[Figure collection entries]

>> Begin

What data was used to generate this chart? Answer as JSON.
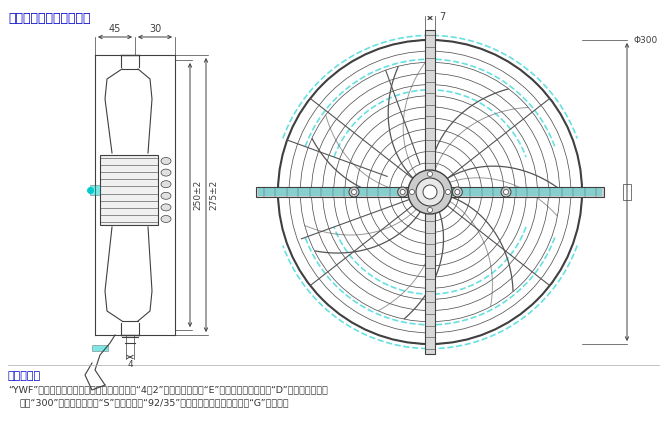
{
  "title": "外形尺寸测量方式参考图",
  "title_color": "#0000CD",
  "bg_color": "#FFFFFF",
  "dc": "#404040",
  "cyan_color": "#00CCCC",
  "note_title": "参数说明：",
  "note_text": "“YWF”表示交流感应异步外转子风扇电动机，“4、2”表示电机极数，“E”表示单相电容运转、“D”表示三相异步运",
  "note_text2": "转，“300”表示风叶直径，“S”表示吸风，“92/35”表示转子直径和铁芯叠厚，“G”表示网罩"
}
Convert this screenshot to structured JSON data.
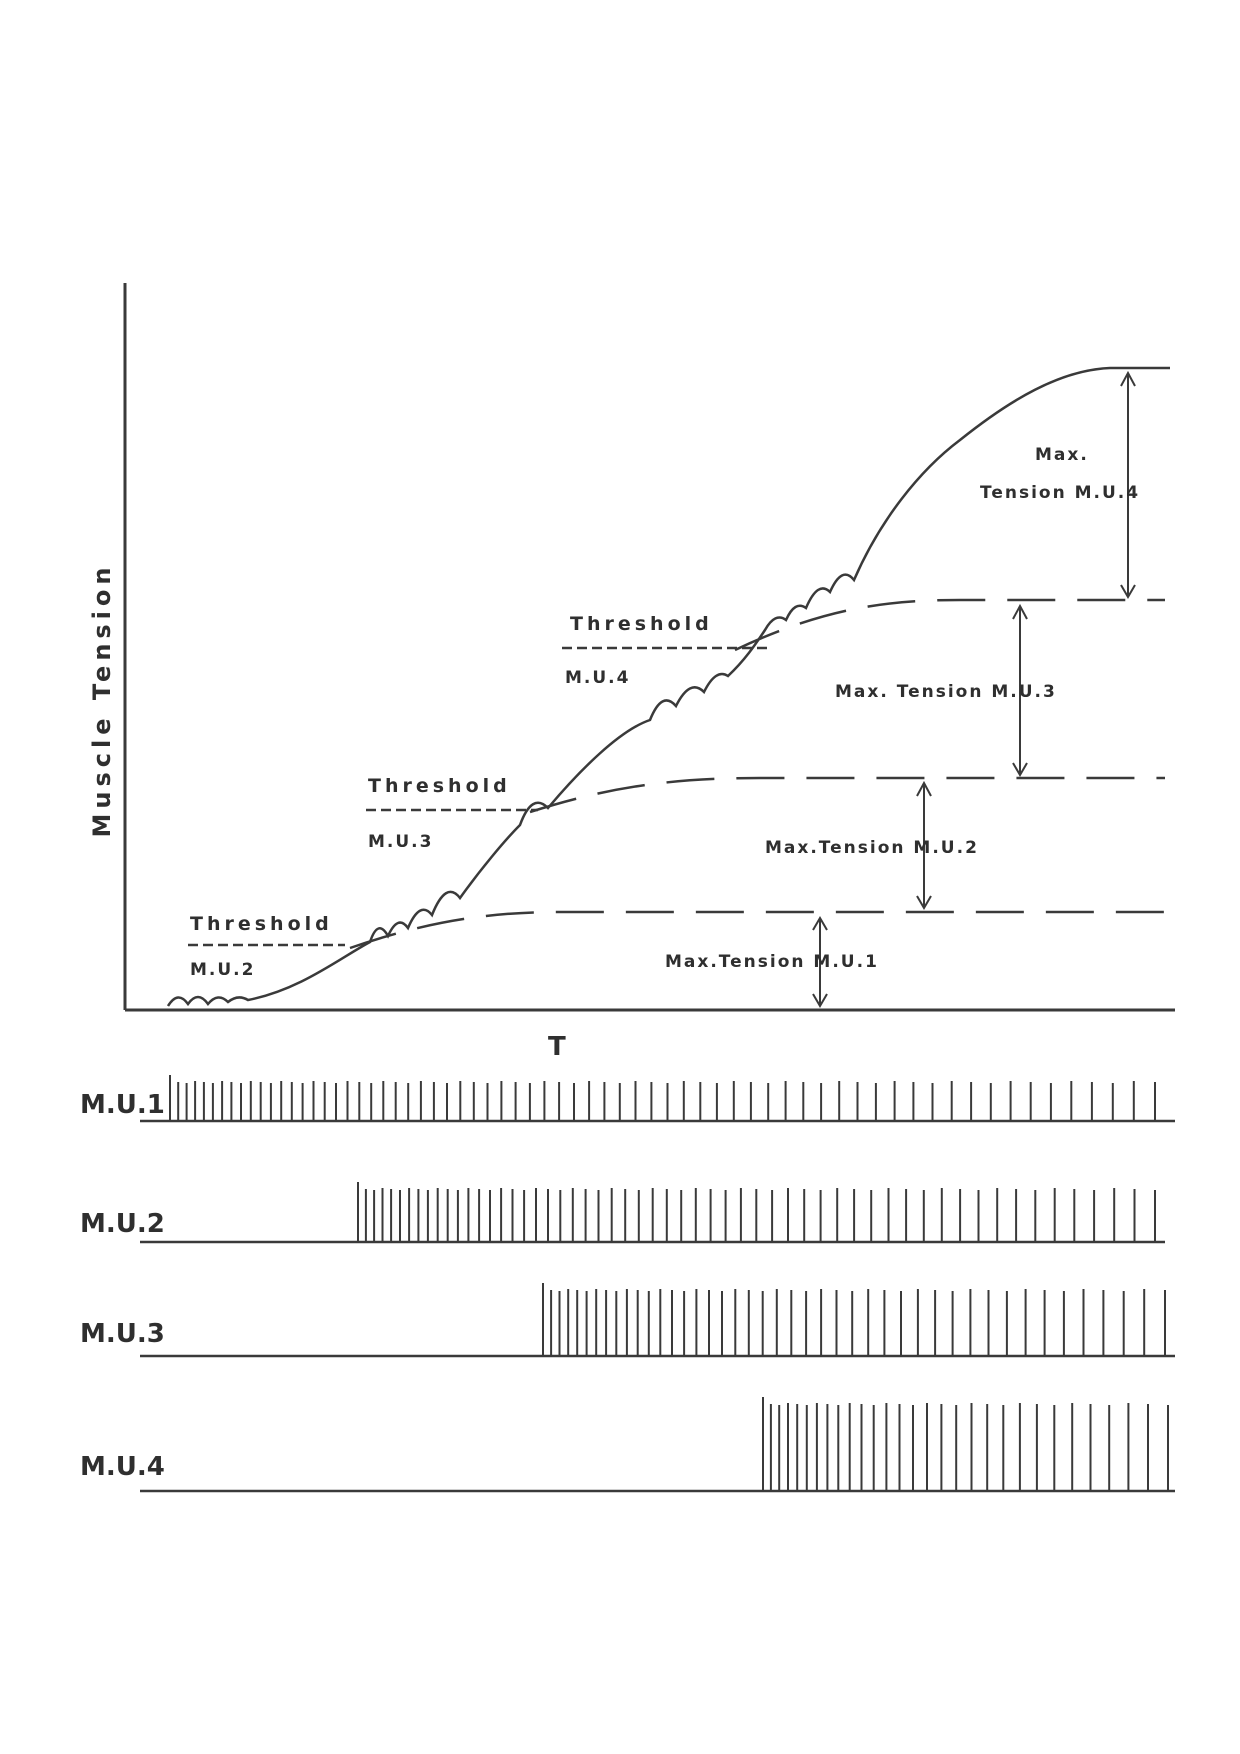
{
  "figure": {
    "y_axis_label": "Muscle Tension",
    "x_axis_label": "T",
    "thresholds": [
      {
        "line1": "Threshold",
        "line2": "M.U.2"
      },
      {
        "line1": "Threshold",
        "line2": "M.U.3"
      },
      {
        "line1": "Threshold",
        "line2": "M.U.4"
      }
    ],
    "max_tension_labels": {
      "mu1": "Max.Tension  M.U.1",
      "mu2": "Max.Tension  M.U.2",
      "mu3": "Max.  Tension  M.U.3",
      "mu4_line1": "Max.",
      "mu4_line2": "Tension  M.U.4"
    },
    "spike_trains": [
      {
        "label": "M.U.1",
        "spikes": 68
      },
      {
        "label": "M.U.2",
        "spikes": 57
      },
      {
        "label": "M.U.3",
        "spikes": 44
      },
      {
        "label": "M.U.4",
        "spikes": 30
      }
    ]
  }
}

>> End

**PROBLEM REQUIREMENTS:** Count how many lines contain "JSON" and give only that count.

**EXERCISE ANSWER:** 2